▶ [What you should do]: Copy, from the entries below, each line where the word "this" can be found.

▶ [Records shown]:
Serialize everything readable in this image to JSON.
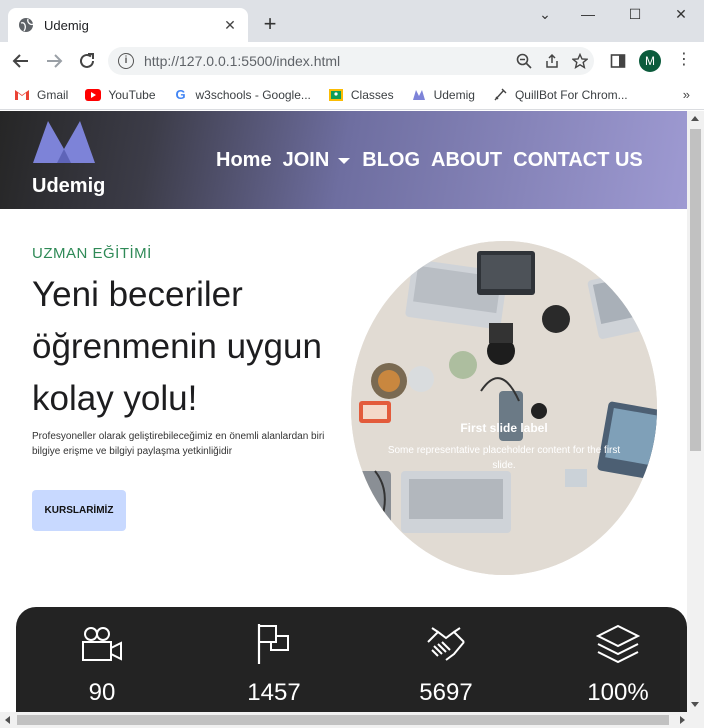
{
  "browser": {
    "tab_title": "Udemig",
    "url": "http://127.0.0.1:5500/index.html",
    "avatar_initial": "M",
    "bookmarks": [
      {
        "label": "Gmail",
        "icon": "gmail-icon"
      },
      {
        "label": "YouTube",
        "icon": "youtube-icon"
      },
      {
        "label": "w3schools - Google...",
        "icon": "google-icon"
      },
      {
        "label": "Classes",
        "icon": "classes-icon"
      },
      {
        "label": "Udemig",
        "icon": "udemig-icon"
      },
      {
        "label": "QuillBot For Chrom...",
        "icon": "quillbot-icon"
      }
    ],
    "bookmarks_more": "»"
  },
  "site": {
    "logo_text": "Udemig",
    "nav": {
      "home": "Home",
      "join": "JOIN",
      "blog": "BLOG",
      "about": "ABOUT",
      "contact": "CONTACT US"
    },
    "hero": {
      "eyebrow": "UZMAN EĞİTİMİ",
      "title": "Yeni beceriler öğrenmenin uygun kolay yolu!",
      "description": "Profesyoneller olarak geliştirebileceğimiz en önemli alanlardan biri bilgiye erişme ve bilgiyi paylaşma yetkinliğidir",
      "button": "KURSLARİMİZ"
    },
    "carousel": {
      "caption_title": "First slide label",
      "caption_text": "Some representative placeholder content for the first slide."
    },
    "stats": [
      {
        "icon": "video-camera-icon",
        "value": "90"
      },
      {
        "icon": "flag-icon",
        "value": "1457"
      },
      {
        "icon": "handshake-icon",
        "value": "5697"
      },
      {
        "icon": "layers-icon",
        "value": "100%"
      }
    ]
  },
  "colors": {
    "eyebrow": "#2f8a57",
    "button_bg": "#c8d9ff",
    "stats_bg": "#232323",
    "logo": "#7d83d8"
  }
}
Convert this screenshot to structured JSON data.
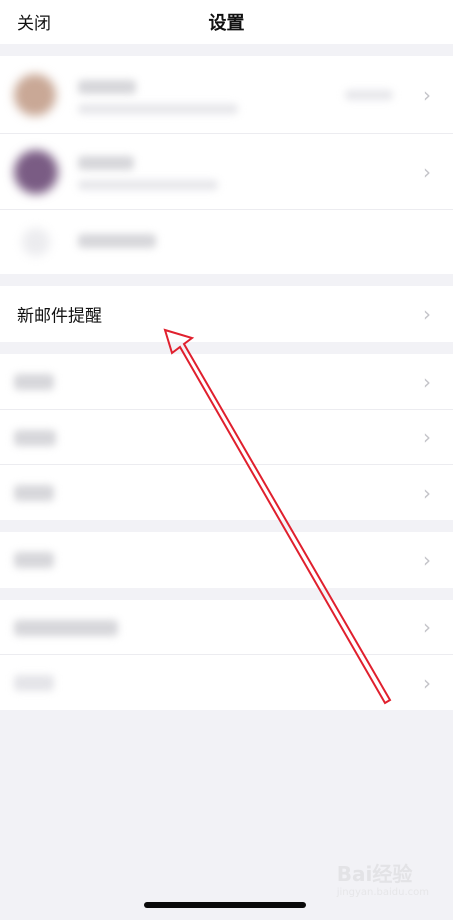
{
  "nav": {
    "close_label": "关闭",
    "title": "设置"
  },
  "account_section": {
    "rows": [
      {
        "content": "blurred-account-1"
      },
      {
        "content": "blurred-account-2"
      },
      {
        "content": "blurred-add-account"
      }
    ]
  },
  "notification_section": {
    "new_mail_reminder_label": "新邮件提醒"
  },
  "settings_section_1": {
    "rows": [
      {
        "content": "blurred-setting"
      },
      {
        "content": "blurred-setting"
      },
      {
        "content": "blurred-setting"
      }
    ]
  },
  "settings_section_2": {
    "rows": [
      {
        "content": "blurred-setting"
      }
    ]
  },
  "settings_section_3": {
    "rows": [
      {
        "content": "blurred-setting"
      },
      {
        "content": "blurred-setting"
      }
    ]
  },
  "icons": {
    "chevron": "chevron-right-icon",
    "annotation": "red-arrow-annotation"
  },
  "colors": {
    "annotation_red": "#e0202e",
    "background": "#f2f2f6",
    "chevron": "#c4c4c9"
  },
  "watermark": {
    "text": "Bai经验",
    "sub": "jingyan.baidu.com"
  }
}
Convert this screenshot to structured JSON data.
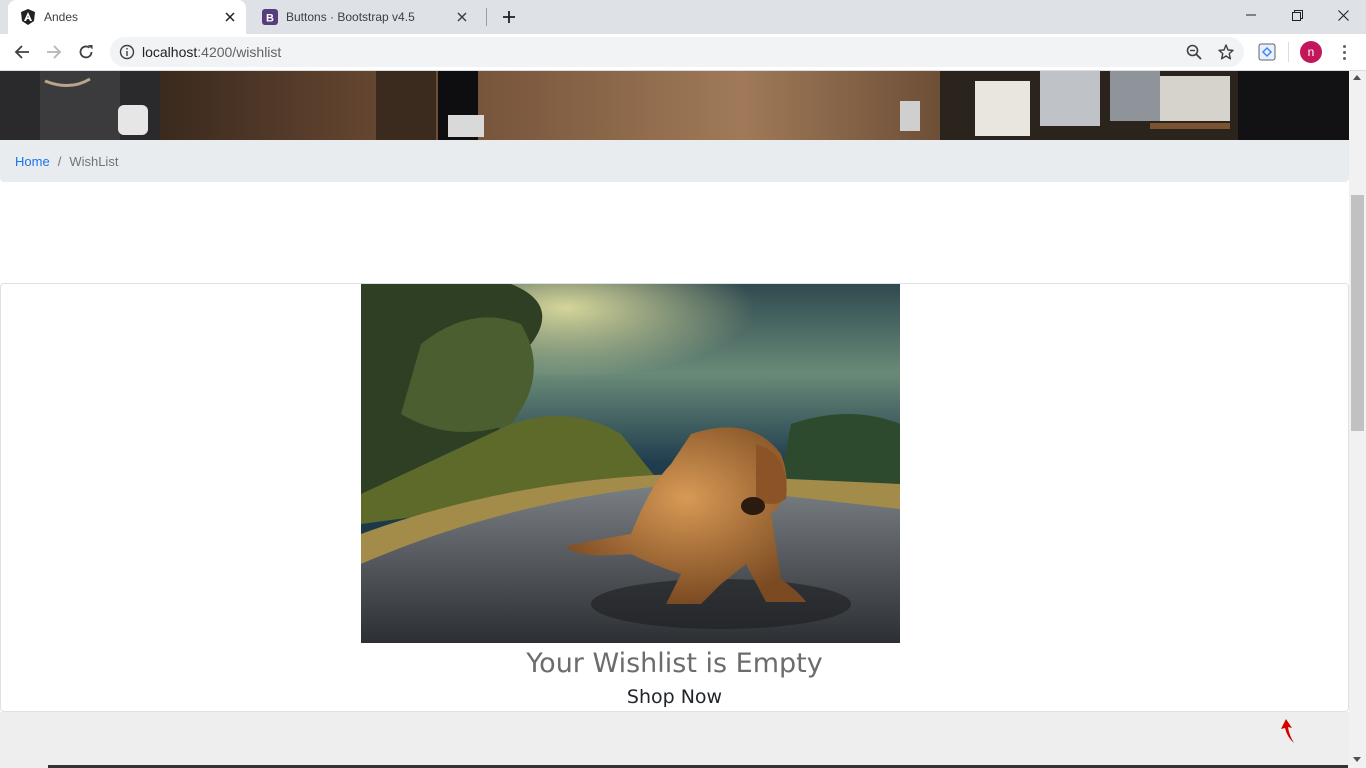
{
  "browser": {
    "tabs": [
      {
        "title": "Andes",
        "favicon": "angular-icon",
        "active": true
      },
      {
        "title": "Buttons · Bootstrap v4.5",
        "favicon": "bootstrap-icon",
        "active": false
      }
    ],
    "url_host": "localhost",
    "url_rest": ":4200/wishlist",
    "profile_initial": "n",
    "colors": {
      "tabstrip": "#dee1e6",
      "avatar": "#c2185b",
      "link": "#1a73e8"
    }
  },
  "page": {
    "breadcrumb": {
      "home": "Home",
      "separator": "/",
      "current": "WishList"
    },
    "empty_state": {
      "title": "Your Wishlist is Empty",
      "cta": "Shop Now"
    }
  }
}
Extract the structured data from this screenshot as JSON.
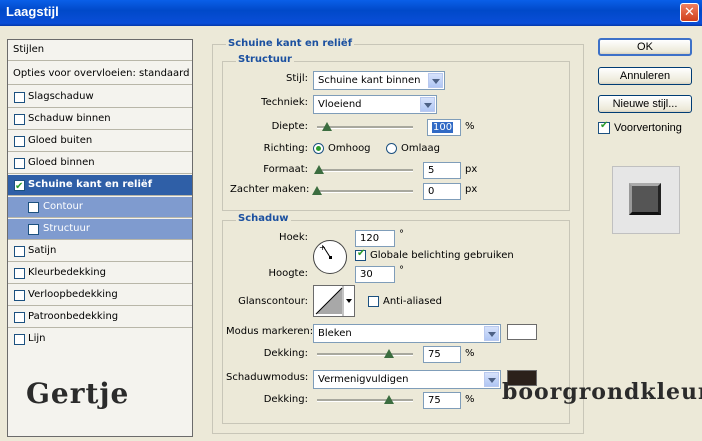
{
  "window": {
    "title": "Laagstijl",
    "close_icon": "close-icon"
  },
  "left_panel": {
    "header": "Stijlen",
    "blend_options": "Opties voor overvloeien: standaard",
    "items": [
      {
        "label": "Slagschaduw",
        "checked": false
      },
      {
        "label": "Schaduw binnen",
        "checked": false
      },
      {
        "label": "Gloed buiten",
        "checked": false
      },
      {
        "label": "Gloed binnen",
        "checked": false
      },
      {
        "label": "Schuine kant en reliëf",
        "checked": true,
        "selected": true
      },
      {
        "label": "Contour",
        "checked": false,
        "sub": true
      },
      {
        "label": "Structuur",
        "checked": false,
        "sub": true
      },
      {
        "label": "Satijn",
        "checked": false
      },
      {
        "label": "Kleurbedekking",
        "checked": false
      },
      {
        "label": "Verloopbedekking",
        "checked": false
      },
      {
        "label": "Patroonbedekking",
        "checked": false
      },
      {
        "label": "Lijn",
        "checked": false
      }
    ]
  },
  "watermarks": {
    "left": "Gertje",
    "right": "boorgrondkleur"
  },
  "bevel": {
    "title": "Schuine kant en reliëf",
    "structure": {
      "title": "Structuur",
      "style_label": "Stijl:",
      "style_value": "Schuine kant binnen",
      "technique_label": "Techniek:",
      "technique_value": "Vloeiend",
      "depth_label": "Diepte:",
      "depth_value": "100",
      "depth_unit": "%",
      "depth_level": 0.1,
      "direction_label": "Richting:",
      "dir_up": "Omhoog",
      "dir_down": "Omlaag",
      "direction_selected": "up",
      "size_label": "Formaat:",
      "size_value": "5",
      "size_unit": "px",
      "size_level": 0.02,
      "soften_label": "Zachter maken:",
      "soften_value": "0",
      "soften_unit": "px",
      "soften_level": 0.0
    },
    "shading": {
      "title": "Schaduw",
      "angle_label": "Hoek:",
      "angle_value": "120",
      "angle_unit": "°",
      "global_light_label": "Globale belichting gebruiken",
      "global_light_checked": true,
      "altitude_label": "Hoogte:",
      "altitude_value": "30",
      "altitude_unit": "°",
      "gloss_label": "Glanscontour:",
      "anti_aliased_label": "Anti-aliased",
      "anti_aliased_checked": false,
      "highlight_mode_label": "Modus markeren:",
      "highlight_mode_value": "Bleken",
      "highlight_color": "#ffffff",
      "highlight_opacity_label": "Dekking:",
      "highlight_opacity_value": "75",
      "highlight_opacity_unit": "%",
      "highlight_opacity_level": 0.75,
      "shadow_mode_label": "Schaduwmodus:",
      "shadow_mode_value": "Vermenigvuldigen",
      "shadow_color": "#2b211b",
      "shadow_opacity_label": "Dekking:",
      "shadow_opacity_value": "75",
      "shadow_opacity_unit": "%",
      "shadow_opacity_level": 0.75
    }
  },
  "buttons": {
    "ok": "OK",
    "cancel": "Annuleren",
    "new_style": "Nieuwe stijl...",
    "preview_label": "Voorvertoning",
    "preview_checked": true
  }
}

▶ [Complete output]:
Serialize everything readable in this image to JSON.
Convert this screenshot to structured JSON data.
Convert this screenshot to structured JSON data.
Extract the structured data from this screenshot as JSON.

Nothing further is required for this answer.